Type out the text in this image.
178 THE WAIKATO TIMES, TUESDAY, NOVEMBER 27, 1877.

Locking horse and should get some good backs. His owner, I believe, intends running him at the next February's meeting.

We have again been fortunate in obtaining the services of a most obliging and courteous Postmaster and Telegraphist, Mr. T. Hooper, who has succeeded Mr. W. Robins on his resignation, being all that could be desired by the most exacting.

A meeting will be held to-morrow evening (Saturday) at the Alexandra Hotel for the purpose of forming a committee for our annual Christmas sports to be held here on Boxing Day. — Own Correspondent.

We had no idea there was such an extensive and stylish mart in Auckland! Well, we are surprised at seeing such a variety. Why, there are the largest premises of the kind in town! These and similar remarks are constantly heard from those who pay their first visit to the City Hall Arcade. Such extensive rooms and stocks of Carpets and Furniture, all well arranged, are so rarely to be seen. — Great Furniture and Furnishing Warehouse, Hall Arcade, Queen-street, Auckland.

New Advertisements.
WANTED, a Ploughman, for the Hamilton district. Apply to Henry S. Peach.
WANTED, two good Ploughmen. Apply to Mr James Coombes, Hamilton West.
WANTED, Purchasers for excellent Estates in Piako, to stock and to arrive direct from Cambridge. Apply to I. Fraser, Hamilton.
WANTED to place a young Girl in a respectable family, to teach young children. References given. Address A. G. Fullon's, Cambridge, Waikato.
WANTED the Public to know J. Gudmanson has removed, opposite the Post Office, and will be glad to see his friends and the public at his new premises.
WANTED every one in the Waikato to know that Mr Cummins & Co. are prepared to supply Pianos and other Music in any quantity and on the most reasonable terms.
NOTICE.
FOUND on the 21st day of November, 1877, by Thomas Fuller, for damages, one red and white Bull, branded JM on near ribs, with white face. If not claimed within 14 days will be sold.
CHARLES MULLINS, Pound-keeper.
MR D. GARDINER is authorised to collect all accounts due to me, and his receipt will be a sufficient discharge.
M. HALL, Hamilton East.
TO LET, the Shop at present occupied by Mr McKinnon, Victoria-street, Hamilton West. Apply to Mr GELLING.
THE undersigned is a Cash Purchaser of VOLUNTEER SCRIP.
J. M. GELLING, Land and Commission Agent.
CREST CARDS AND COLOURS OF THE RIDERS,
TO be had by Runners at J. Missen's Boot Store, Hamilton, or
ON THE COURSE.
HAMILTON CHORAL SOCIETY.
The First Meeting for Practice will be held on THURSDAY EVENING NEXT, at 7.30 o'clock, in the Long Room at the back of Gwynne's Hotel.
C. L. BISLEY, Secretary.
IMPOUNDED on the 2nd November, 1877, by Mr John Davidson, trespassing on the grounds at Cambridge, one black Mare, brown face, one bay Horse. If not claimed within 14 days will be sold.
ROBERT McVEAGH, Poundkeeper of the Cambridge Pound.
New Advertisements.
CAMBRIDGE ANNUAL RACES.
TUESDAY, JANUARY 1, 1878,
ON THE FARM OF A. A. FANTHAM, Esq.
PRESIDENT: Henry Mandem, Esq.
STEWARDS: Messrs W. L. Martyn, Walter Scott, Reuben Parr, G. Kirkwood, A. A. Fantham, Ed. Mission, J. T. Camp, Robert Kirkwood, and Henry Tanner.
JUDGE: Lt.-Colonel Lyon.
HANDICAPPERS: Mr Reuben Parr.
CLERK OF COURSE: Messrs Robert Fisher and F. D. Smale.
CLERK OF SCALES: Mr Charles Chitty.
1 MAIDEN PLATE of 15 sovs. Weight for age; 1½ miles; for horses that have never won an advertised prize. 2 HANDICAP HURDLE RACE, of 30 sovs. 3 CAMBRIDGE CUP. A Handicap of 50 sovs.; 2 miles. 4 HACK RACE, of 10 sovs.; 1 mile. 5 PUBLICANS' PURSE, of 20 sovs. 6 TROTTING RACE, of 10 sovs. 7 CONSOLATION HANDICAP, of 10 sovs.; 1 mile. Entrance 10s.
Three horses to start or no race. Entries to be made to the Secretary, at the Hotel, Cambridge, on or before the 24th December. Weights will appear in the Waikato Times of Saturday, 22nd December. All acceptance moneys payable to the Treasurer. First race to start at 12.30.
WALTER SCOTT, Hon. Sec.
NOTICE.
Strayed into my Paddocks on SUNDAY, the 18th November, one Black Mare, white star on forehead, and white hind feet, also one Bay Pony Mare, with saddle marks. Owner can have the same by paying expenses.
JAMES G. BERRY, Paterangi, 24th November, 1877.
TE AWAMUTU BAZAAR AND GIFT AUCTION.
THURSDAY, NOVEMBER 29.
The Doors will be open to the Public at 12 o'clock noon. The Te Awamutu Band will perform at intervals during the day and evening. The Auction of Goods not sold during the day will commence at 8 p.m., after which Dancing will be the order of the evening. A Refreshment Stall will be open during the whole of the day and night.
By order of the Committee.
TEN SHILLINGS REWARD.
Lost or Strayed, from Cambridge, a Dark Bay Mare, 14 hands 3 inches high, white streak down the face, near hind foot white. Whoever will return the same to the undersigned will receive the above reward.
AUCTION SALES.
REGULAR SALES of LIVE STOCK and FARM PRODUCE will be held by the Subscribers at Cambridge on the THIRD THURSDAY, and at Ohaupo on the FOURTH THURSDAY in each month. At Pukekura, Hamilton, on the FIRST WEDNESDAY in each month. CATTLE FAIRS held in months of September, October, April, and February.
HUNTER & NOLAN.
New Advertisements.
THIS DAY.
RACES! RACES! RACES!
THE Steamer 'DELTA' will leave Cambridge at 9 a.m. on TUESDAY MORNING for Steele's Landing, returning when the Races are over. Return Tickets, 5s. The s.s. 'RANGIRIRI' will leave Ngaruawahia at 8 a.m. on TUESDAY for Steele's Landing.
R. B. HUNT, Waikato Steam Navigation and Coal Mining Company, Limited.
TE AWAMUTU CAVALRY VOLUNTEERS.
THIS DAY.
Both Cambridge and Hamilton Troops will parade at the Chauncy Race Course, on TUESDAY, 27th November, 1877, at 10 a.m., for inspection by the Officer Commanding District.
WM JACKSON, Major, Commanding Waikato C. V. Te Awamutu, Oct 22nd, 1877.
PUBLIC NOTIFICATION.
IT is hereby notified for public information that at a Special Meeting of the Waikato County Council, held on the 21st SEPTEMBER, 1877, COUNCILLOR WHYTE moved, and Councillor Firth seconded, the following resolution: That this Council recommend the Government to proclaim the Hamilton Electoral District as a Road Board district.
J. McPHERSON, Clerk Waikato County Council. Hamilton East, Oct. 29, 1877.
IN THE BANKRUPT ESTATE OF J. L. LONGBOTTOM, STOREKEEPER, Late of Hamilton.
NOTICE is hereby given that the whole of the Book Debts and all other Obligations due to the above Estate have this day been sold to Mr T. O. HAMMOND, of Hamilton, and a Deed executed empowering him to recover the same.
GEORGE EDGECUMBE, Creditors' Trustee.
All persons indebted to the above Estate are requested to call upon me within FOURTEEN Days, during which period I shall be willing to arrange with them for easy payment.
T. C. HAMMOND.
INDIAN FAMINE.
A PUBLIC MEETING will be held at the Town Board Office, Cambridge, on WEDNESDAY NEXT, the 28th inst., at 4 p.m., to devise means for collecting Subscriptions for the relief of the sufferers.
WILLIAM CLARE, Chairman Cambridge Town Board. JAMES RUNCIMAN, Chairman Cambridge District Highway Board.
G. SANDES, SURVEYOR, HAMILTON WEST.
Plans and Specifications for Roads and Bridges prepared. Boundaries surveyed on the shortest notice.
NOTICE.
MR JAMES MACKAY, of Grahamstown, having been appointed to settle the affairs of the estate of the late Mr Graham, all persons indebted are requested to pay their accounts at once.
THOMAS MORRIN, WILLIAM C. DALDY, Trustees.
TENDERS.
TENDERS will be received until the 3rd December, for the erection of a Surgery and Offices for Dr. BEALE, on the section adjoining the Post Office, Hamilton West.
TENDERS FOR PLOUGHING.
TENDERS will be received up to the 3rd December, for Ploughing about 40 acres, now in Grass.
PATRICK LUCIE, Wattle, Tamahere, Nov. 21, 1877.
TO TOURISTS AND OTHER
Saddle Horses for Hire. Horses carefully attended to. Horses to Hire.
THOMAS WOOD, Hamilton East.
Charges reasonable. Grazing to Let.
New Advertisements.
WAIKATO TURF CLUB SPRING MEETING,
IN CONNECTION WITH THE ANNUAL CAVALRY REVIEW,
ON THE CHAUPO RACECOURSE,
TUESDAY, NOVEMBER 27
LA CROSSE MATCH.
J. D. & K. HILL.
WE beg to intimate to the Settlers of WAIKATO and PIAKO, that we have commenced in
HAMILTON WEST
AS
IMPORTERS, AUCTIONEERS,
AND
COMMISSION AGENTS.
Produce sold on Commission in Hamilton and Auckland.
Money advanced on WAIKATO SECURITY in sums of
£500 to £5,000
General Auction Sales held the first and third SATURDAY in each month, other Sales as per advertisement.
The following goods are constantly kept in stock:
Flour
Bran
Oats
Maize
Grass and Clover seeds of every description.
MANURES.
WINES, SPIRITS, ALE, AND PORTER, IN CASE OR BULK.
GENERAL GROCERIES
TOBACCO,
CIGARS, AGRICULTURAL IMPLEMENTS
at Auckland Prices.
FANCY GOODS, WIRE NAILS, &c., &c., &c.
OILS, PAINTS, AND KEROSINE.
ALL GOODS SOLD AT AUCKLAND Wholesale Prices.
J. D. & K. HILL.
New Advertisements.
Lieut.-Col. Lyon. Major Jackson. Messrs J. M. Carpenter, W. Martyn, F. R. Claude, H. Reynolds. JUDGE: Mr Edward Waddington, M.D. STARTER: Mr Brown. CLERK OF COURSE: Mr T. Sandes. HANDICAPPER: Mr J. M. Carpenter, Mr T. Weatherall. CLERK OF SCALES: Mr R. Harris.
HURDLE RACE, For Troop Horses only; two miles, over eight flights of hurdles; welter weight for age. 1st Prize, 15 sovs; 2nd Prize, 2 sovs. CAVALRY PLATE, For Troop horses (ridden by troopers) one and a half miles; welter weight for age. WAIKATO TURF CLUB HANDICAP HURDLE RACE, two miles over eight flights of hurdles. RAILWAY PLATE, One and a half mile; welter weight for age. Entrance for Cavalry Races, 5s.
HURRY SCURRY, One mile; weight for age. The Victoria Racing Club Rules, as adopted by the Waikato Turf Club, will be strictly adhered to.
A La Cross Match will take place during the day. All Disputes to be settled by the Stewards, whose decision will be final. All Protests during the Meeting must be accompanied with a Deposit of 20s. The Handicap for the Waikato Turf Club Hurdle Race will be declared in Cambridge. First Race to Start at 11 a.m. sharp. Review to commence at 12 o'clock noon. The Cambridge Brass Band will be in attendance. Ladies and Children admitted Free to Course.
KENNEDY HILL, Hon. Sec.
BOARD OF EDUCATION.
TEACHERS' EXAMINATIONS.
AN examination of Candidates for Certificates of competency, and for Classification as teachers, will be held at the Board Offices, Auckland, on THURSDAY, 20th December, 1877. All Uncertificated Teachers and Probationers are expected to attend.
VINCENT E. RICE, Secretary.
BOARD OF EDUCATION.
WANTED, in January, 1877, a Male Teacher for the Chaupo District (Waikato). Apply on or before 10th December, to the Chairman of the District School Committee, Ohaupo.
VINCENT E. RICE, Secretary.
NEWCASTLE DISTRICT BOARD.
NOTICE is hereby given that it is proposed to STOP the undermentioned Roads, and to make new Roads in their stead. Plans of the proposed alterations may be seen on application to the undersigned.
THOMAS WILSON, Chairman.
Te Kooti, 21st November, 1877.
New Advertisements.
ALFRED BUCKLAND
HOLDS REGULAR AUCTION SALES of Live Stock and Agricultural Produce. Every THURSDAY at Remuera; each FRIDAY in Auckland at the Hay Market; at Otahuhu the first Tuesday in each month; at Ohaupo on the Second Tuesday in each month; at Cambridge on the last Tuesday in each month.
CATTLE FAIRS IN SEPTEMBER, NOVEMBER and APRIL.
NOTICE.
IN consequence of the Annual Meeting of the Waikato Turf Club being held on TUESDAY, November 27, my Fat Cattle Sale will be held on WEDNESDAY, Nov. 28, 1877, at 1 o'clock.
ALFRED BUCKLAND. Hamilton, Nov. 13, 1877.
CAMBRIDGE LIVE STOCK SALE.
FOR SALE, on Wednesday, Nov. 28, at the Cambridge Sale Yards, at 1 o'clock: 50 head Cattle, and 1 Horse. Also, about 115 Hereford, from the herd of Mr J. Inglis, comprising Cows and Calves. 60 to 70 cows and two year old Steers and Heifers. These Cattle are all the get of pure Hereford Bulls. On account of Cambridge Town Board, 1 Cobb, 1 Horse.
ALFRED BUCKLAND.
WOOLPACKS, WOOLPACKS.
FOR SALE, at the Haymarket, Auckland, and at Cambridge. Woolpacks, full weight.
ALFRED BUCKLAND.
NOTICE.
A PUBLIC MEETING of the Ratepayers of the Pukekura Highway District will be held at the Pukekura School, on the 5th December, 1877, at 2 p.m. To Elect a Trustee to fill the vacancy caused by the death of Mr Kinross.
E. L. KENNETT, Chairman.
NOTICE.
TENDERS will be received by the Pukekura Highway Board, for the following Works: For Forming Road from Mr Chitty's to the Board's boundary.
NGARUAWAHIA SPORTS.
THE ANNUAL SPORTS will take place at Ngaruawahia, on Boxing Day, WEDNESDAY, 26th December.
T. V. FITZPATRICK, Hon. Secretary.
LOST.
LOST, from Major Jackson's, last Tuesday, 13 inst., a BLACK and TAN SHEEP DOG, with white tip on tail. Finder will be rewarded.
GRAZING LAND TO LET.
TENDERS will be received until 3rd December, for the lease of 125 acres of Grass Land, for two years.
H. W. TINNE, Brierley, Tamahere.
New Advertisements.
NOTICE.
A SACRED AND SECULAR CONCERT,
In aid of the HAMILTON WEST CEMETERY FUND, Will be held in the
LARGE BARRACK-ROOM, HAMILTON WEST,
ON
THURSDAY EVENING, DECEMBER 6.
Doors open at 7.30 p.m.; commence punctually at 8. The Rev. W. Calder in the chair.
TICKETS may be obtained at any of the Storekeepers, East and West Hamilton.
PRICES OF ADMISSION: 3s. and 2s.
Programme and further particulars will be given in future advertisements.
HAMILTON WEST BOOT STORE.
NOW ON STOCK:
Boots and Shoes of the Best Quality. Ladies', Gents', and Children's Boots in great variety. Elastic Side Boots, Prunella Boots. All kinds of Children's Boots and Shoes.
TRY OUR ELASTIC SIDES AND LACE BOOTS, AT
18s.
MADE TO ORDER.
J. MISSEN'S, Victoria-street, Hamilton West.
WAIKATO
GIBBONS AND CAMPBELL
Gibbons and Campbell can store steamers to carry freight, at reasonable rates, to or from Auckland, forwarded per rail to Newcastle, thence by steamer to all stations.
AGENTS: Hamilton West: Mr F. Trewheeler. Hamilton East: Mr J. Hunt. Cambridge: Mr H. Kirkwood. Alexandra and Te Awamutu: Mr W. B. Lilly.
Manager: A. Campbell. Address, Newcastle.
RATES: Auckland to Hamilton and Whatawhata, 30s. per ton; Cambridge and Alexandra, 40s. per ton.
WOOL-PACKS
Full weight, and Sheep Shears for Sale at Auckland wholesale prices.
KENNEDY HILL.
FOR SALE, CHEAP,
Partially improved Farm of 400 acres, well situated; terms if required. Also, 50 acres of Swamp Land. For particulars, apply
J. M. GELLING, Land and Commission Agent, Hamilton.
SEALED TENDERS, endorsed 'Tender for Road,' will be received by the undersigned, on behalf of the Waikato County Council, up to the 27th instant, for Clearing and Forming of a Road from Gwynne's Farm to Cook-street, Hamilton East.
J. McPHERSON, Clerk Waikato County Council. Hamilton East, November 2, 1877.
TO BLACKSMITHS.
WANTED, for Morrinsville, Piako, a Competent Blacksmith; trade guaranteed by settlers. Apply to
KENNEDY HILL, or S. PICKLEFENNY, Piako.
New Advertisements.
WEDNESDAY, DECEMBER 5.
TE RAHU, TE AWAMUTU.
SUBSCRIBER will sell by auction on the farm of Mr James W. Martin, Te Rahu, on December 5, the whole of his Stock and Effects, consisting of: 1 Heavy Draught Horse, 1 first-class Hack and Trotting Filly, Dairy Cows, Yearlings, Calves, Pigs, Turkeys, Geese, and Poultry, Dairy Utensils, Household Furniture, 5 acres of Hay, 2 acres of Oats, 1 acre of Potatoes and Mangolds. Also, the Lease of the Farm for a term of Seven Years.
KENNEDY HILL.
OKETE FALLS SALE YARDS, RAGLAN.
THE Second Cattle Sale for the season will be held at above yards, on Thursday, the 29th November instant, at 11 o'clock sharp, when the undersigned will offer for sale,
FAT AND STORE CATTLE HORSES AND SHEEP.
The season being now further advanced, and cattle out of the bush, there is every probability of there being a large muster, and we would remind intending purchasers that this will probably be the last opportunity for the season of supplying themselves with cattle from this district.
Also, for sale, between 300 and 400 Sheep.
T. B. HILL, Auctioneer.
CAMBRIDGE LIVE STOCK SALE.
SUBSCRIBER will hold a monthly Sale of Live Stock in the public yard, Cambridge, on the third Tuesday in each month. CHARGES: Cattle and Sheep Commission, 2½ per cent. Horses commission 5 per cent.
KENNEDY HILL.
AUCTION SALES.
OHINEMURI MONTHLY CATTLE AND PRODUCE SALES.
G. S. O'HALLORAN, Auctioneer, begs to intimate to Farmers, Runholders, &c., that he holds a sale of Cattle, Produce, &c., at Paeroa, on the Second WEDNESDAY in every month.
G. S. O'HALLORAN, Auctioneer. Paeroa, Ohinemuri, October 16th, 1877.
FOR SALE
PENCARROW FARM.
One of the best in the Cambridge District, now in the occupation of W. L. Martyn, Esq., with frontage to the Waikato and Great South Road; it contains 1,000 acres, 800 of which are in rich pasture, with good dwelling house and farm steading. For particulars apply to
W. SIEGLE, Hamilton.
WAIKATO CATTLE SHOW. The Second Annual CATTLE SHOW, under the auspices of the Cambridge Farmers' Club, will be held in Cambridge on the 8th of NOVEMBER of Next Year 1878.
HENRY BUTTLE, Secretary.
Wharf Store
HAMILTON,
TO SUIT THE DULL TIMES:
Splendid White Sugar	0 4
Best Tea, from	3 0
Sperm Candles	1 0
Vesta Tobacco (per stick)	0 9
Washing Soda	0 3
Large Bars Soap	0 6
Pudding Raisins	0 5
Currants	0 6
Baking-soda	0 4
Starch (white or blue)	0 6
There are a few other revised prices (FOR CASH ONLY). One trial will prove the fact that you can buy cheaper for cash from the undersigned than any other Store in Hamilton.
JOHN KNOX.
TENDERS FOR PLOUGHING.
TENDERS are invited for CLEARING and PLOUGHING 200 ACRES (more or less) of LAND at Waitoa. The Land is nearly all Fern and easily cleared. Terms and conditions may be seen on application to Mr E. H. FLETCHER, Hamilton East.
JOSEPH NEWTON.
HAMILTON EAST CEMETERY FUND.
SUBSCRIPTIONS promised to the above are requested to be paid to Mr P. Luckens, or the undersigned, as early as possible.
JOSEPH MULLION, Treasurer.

Stated problem – Isolate the lines above that contain the word "reasonable" and copy them.

Task answer –
WANTED every one in the Waikato to know that Mr Cummins & Co. are prepared to supply Pianos and other Music in any quantity and on the most reasonable terms.
Charges reasonable. Grazing to Let.
Gibbons and Campbell can store steamers to carry freight, at reasonable rates, to or from Auckland, forwarded per rail to Newcastle, thence by steamer to all stations.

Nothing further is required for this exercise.